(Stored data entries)
▬▬▬

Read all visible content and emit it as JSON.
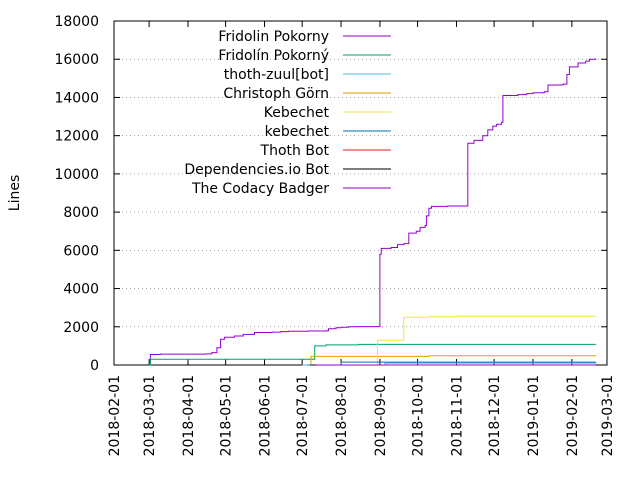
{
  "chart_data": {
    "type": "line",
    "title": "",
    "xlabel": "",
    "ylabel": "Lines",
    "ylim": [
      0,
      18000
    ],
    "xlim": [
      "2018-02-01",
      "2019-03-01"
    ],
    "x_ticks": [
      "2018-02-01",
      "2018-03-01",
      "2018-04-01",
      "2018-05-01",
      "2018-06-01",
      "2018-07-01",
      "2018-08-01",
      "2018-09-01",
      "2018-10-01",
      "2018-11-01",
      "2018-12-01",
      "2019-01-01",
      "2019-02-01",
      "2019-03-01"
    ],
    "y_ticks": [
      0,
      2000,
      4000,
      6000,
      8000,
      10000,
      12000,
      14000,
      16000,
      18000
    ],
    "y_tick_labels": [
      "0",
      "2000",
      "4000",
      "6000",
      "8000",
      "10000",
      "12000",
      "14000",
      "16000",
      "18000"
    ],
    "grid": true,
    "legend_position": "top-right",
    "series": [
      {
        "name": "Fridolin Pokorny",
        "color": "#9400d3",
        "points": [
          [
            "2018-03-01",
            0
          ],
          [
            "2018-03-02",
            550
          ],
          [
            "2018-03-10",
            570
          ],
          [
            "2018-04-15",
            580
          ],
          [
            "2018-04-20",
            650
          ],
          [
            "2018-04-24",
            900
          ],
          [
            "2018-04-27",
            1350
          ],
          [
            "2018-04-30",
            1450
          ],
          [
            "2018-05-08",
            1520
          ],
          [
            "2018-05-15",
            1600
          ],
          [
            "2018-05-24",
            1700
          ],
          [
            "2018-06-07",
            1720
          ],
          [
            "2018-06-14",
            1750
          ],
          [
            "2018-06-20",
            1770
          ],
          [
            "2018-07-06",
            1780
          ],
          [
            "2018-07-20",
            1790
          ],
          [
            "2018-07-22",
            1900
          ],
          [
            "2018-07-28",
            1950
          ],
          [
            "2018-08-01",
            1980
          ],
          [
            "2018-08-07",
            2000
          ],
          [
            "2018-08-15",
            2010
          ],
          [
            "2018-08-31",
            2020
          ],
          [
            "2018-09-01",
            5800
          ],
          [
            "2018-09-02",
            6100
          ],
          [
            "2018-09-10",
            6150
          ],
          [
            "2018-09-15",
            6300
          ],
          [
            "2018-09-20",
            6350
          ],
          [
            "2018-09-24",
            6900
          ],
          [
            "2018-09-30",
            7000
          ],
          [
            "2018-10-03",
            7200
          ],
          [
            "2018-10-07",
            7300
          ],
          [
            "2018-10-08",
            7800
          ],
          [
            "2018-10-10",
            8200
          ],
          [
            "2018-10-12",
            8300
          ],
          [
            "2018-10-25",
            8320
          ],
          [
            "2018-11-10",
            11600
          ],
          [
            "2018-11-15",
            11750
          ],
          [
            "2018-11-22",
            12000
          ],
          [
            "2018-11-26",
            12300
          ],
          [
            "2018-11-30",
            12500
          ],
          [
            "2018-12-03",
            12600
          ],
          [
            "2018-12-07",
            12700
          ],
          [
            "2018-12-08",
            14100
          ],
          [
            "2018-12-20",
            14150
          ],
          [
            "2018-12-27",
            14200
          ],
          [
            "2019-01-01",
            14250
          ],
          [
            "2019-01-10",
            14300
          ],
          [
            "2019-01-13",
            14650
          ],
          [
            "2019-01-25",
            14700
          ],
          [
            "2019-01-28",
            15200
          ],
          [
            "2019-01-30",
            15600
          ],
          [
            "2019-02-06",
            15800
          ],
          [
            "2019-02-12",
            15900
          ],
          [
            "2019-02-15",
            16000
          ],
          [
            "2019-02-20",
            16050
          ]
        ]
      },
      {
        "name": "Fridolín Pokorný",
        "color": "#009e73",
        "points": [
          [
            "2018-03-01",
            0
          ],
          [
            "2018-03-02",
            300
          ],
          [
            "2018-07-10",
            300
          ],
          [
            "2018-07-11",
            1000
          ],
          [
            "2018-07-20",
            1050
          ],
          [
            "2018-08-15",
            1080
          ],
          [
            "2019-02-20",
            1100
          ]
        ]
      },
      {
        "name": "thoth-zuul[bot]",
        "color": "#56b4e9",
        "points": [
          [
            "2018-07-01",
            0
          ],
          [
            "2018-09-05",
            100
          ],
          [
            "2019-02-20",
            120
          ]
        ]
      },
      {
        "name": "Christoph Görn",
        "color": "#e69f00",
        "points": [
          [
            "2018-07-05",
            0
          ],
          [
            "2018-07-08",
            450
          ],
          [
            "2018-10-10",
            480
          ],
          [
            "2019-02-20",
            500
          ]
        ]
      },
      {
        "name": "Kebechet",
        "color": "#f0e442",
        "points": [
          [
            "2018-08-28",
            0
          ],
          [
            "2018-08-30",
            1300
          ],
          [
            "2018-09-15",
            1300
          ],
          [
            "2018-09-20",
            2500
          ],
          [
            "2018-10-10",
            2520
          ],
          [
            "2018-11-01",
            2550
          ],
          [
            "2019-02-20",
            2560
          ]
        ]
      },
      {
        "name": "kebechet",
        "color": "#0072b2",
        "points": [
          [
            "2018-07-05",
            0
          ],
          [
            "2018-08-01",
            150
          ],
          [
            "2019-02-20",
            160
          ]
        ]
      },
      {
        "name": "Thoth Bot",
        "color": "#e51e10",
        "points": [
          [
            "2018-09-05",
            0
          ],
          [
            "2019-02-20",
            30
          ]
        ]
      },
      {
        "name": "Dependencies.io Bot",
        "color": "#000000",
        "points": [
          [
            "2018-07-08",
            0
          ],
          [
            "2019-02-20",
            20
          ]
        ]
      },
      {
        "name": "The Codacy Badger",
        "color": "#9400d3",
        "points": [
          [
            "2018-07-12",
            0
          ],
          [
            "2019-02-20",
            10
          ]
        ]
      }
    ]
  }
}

▬▬▬

Each line with the string "color" in it needs to be found and copied.

        "color": "#9400d3",
        "color": "#009e73",
        "color": "#56b4e9",
        "color": "#e69f00",
        "color": "#f0e442",
        "color": "#0072b2",
        "color": "#e51e10",
        "color": "#000000",
        "color": "#9400d3",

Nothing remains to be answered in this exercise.